(Exercise goal): From the listing, collect all lines containing the word "martes".

(Given records):
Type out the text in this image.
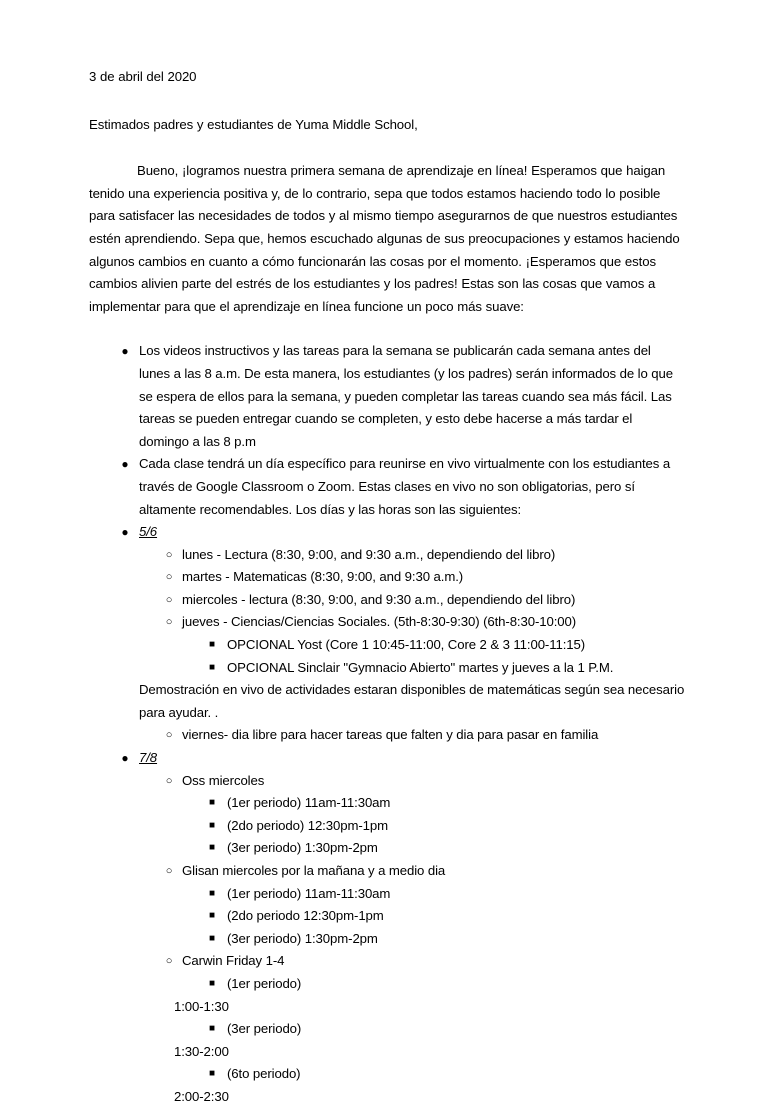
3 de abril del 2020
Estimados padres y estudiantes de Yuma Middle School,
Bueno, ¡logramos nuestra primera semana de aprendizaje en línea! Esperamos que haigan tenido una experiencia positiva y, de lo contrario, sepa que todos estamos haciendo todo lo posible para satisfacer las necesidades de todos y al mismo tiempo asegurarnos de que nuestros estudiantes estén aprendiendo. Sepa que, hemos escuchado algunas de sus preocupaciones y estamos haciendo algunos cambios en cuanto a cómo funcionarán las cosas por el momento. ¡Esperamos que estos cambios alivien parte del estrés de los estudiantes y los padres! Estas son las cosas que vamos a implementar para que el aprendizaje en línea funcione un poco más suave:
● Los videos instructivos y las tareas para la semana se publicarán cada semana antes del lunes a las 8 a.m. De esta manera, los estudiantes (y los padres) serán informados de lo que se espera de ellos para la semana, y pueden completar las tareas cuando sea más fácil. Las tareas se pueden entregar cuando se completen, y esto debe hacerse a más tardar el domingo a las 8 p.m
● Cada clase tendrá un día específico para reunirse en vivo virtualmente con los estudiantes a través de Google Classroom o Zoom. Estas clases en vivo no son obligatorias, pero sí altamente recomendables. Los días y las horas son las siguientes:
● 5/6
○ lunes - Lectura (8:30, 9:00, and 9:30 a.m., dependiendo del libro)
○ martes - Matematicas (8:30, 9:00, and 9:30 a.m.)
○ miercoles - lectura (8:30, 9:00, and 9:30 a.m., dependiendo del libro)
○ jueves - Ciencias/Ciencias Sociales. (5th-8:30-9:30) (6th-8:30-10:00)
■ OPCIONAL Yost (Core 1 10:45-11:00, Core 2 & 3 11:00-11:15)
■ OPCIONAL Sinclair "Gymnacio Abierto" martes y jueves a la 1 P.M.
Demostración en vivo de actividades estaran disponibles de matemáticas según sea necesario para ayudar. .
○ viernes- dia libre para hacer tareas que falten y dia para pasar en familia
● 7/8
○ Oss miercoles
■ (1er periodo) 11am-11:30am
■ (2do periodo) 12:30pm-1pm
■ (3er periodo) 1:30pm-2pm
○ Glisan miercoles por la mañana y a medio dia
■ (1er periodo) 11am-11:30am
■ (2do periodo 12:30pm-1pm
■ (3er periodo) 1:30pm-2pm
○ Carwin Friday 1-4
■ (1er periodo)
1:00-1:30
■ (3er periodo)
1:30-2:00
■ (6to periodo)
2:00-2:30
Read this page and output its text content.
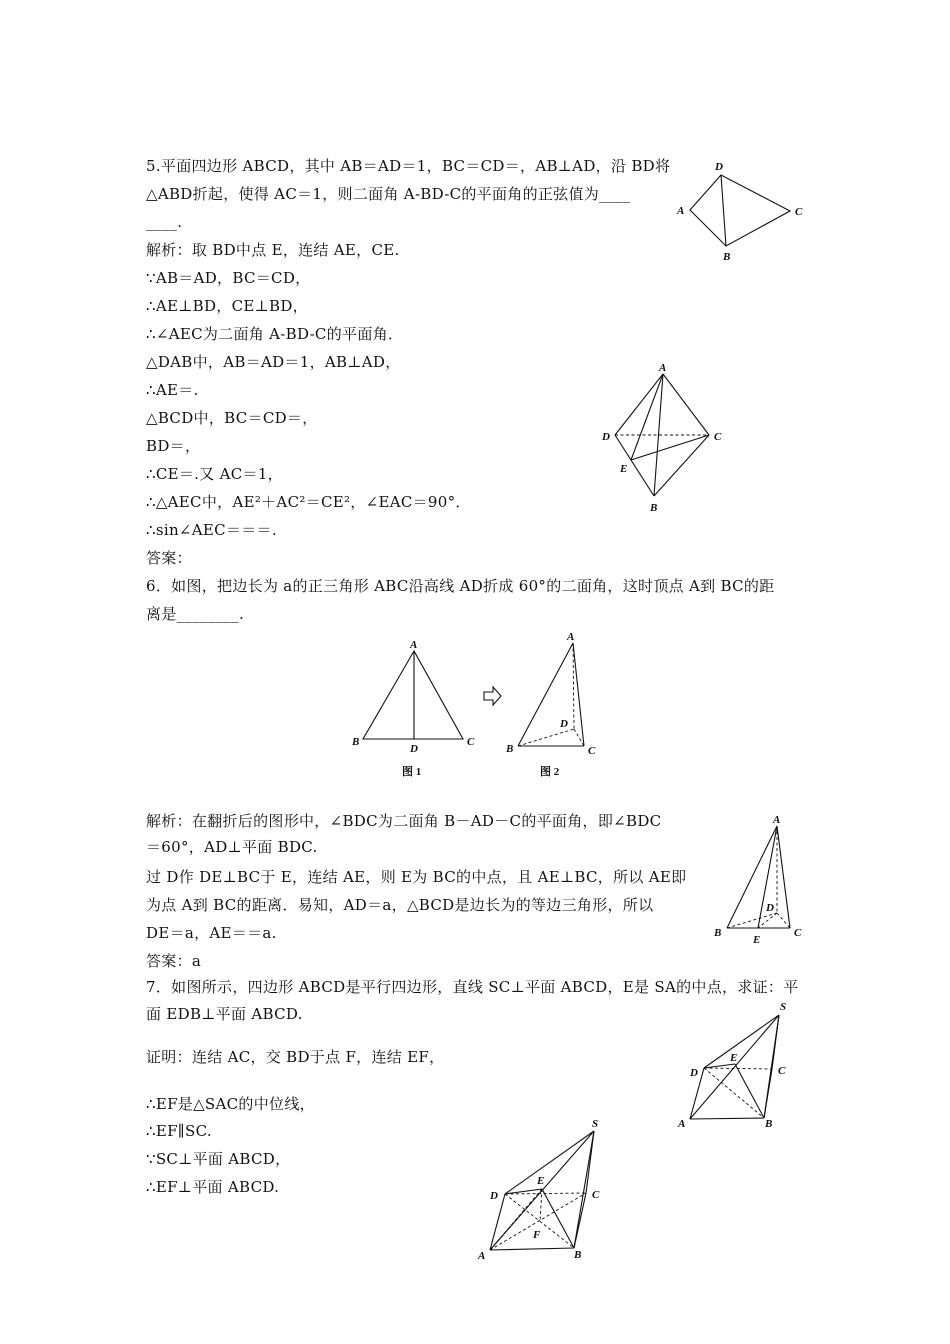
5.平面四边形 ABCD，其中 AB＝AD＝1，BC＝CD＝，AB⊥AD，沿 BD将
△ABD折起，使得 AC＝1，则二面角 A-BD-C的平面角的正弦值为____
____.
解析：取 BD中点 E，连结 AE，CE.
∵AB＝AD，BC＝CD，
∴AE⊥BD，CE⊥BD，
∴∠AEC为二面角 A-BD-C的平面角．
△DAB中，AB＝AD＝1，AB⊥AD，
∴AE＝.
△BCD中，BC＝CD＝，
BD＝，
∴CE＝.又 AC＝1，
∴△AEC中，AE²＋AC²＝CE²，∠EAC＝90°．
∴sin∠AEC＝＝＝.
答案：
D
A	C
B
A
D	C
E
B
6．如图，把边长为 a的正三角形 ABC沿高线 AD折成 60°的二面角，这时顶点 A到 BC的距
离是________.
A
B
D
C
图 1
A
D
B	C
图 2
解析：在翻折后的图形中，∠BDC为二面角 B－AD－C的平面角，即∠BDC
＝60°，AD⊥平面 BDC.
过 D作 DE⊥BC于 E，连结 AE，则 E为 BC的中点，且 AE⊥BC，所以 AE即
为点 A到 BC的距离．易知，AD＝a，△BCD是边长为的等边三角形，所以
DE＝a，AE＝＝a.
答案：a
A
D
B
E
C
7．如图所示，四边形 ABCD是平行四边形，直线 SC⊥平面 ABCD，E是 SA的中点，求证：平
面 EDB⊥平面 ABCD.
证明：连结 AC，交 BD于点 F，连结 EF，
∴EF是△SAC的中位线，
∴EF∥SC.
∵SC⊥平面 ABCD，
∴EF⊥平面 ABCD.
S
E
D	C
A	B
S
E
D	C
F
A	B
--
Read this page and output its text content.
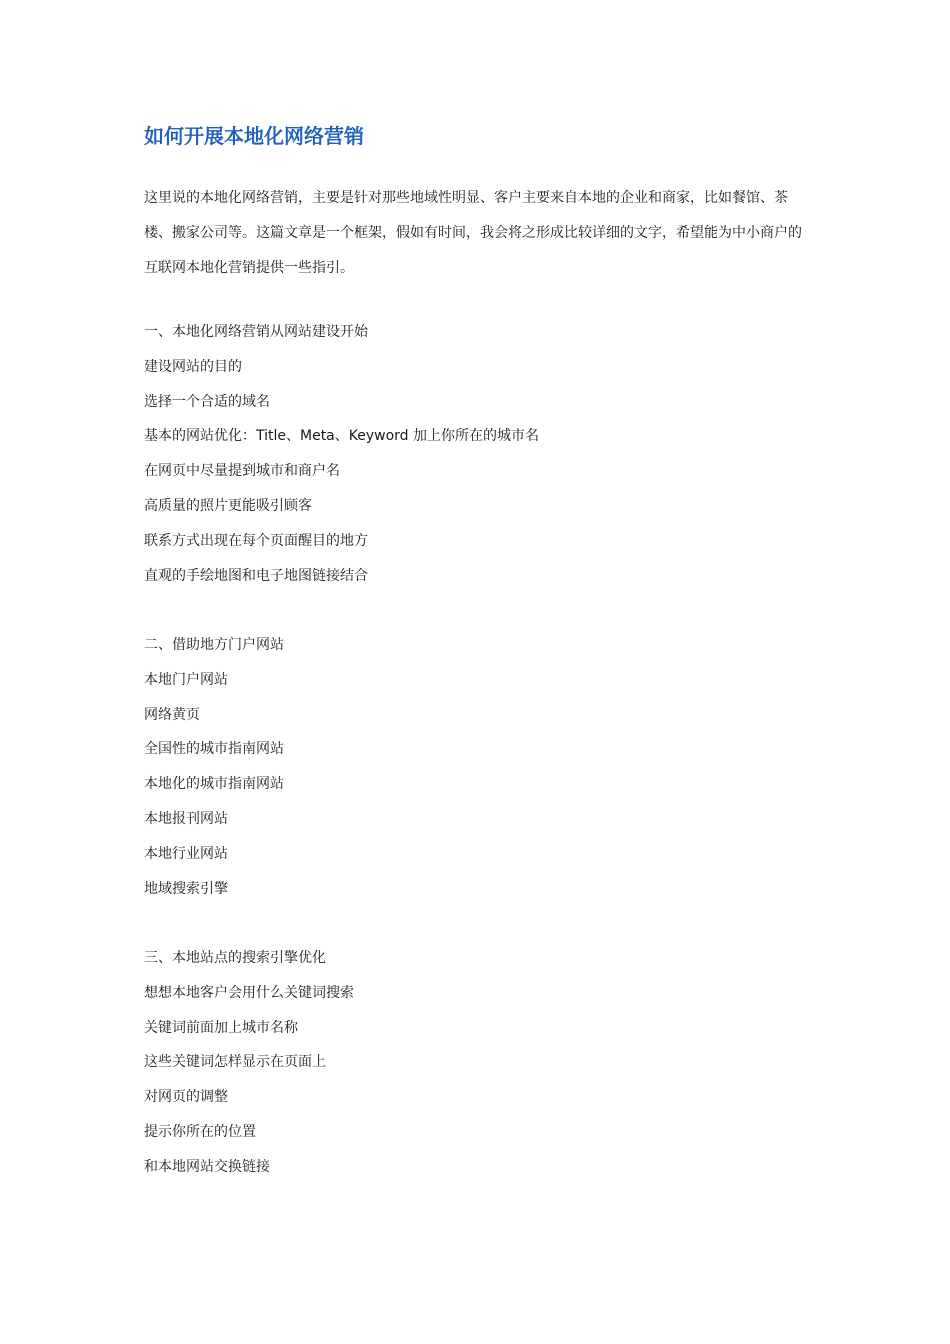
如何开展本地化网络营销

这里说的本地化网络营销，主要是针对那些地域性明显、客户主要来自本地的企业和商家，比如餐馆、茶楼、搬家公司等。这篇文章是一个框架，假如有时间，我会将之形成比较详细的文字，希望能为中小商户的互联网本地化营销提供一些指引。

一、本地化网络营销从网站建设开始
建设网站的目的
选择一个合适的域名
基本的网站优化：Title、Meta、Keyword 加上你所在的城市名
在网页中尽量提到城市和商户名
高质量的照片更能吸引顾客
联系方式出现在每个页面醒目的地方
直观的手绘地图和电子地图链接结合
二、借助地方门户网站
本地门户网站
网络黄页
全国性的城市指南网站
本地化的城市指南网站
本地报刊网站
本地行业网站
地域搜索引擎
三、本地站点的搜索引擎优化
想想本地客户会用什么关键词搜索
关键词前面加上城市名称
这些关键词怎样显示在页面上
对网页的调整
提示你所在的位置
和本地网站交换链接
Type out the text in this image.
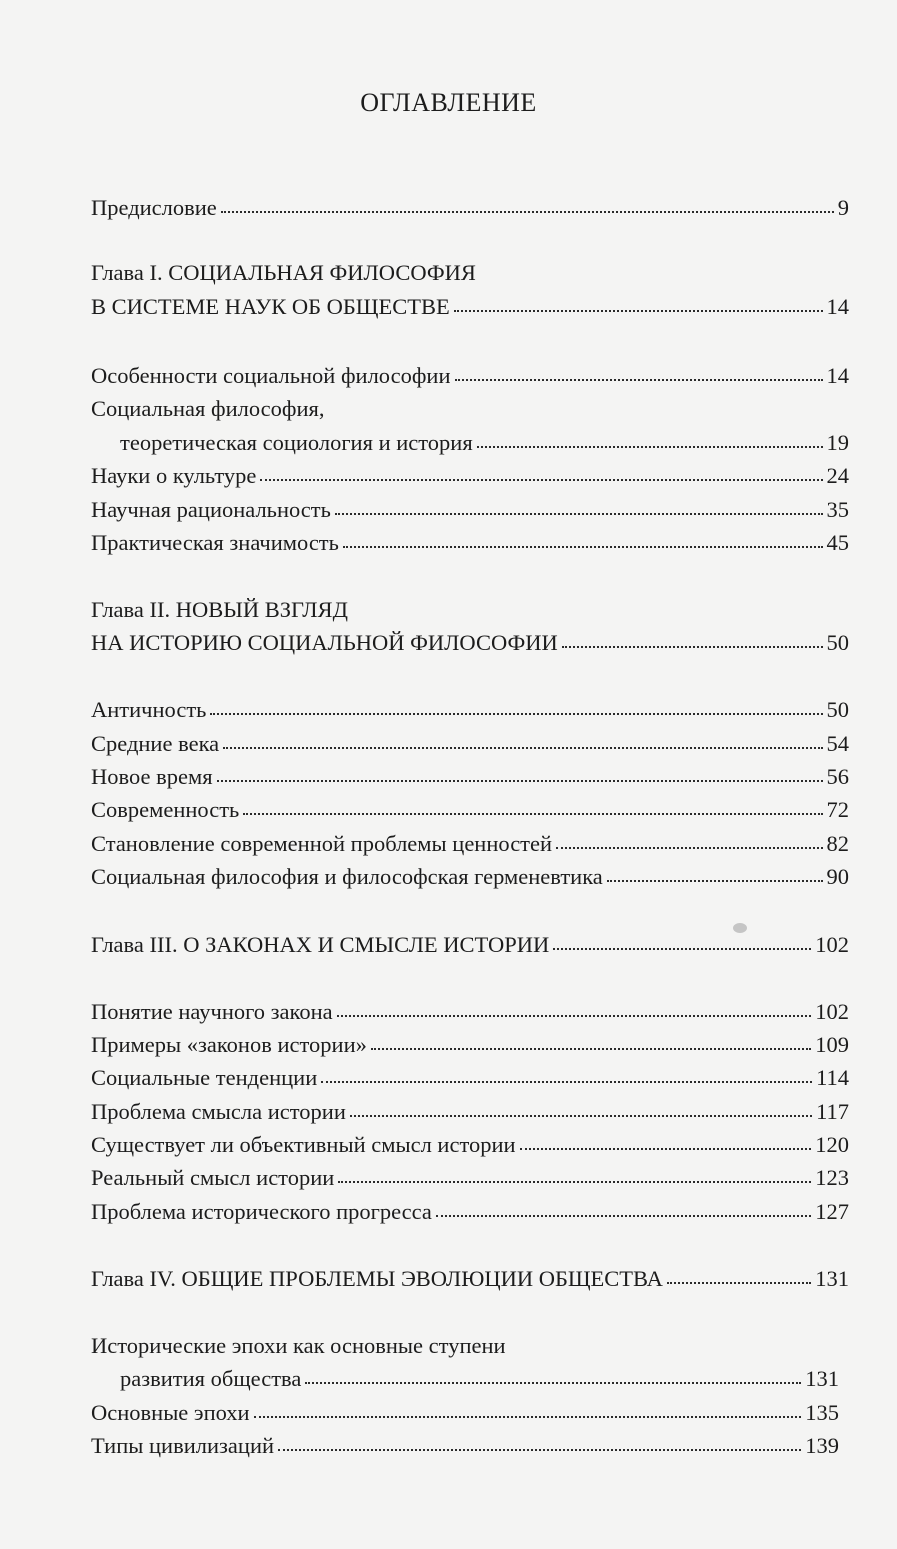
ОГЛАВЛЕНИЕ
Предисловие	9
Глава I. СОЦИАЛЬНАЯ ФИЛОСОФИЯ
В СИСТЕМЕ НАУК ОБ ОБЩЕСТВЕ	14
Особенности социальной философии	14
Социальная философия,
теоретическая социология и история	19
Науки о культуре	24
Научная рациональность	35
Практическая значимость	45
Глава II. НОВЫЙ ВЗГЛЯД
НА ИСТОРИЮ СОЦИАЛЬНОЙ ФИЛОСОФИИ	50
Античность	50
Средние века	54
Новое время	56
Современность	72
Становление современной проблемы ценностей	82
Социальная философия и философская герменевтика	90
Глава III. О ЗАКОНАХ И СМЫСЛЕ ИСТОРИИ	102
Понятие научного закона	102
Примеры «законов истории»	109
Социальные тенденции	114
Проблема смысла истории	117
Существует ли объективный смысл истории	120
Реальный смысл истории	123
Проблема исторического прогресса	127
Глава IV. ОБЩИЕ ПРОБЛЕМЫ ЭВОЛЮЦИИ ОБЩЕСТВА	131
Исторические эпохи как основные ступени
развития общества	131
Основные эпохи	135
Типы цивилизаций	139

(Final answer):
○ martes - Matematicas (8:30, 9:00, and 9:30 a.m.)
■ OPCIONAL Sinclair "Gymnacio Abierto" martes y jueves a la 1 P.M.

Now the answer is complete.